--- start of Data shown ---
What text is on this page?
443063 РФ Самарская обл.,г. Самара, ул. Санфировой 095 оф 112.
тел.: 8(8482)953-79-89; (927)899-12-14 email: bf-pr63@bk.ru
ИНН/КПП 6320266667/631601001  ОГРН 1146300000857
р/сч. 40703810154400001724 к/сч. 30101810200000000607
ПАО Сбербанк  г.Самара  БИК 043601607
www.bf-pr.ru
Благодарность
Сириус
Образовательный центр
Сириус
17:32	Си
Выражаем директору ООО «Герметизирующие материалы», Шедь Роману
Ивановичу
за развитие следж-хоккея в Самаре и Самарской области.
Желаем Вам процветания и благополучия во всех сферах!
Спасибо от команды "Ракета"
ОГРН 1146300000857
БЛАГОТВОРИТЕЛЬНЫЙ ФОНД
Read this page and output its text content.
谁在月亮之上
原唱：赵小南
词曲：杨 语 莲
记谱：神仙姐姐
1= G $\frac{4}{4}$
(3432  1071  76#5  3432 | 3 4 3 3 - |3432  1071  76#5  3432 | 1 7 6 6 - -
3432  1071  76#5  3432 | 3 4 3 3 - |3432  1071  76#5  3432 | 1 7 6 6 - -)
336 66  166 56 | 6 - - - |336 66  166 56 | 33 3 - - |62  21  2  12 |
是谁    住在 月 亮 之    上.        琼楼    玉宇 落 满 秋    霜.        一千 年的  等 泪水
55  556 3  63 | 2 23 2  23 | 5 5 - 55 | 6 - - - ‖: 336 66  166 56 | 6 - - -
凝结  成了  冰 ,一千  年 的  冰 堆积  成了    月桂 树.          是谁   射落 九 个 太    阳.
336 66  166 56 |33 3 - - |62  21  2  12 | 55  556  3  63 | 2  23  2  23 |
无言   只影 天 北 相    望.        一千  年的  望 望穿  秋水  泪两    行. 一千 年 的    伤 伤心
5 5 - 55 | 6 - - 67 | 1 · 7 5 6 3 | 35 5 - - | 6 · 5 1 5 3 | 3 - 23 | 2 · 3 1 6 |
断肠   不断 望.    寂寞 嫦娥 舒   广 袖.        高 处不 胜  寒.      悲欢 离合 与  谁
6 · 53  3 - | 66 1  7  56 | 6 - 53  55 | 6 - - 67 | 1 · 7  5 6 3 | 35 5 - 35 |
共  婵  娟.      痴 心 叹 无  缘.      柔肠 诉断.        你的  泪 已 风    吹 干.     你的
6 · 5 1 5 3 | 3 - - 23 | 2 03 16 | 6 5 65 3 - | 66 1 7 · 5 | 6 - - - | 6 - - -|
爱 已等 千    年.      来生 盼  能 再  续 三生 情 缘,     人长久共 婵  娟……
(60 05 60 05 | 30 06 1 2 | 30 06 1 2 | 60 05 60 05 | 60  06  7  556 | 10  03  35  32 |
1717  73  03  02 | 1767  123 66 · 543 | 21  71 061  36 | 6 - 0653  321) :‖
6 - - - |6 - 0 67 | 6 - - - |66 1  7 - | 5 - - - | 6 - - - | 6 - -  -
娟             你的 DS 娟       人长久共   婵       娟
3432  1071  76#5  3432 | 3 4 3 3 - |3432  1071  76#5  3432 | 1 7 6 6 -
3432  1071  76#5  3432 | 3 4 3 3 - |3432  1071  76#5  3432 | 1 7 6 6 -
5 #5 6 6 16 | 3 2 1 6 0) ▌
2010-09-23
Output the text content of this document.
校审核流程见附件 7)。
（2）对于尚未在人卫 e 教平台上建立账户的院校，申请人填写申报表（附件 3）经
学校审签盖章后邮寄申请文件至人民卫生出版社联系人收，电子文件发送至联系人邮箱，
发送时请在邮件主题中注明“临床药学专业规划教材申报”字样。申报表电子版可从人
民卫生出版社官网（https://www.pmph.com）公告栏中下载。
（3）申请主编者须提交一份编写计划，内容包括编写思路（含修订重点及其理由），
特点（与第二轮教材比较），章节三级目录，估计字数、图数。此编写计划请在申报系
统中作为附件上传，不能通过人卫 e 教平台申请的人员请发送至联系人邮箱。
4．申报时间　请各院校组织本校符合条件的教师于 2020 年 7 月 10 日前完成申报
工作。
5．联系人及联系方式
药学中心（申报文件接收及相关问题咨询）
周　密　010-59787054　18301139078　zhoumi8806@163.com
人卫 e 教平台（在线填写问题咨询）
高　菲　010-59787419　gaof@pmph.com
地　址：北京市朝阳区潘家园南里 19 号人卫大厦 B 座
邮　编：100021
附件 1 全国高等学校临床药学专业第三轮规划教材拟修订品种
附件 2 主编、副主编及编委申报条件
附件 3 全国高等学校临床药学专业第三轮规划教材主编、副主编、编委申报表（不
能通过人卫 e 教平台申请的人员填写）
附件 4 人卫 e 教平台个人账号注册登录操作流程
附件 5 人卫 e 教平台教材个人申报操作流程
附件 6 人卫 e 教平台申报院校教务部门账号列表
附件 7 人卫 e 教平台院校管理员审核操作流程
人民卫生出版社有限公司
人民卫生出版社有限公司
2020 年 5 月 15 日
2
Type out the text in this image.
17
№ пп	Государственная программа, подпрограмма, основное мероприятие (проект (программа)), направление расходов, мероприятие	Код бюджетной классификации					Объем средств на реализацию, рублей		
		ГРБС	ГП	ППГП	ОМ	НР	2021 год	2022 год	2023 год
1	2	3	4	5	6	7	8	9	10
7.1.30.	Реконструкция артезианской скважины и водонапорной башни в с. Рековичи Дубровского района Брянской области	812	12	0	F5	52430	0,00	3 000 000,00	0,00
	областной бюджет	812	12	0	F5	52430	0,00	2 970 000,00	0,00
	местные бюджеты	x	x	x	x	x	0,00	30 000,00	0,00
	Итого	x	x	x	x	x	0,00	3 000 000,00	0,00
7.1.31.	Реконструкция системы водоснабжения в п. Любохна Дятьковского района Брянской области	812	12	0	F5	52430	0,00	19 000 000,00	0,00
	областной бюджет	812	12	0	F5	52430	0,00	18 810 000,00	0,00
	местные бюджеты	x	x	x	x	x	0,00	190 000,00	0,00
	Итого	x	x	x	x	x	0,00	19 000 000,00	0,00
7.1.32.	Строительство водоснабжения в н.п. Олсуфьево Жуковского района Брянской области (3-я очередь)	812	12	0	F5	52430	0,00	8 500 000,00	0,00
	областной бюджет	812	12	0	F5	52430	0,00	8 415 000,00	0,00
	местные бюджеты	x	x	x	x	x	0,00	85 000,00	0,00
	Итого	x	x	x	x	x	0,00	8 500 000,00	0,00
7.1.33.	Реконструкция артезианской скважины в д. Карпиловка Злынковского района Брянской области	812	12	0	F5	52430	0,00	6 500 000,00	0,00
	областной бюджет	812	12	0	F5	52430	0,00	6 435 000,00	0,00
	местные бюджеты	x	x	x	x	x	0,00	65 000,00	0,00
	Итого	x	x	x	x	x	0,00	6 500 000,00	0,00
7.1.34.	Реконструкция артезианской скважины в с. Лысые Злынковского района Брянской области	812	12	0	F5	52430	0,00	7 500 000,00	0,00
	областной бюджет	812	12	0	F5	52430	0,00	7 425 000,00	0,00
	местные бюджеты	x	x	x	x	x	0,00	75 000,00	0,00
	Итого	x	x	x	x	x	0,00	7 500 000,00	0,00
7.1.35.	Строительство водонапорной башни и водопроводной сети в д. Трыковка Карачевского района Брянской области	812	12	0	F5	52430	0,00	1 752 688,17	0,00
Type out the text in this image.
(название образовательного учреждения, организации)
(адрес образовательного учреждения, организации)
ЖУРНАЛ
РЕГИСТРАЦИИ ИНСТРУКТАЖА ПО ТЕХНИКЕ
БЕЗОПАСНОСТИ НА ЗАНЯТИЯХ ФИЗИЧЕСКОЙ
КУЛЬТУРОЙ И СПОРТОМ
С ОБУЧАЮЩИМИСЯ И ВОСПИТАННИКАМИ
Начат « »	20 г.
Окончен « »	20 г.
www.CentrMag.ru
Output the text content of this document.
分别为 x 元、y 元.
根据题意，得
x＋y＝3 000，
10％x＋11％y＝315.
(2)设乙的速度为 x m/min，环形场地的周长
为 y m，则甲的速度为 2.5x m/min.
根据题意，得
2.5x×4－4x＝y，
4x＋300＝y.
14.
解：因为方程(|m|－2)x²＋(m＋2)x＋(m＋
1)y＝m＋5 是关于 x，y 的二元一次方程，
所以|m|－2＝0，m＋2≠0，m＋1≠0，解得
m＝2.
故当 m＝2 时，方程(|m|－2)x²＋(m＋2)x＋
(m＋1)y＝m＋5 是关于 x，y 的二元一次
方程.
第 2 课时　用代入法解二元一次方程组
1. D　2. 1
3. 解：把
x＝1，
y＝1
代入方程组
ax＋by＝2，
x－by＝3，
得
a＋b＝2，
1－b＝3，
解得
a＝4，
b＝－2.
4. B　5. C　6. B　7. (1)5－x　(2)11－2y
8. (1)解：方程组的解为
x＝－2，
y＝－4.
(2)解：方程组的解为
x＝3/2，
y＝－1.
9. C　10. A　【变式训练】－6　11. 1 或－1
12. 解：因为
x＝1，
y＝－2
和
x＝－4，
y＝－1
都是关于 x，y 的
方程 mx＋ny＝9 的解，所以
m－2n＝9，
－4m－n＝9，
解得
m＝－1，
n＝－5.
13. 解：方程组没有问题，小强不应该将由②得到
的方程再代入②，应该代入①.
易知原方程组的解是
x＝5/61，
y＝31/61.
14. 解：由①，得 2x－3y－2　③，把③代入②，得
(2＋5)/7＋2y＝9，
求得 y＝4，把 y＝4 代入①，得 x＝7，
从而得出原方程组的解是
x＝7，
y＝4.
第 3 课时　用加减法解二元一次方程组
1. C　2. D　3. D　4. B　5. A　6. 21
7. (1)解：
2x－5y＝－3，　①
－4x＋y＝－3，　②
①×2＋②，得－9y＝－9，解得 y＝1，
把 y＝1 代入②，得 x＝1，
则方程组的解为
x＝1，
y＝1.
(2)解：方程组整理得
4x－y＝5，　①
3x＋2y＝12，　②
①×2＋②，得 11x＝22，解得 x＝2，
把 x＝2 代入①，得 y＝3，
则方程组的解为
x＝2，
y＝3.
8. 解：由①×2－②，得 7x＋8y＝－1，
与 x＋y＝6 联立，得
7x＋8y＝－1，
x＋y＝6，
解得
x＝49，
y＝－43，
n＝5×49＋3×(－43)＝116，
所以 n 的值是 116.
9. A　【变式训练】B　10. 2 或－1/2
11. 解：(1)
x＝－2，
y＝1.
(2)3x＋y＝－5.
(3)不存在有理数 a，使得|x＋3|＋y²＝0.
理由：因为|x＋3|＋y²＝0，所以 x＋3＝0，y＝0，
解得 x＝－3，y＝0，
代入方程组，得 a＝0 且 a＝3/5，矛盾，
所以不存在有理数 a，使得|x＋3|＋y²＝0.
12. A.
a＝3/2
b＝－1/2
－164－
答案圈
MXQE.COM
--- end of Data shown ---
Search the data for "pmph" and list every line in which it occurs.

Expected answer:
民卫生出版社官网（https://www.pmph.com）公告栏中下载。
高　菲　010-59787419　gaof@pmph.com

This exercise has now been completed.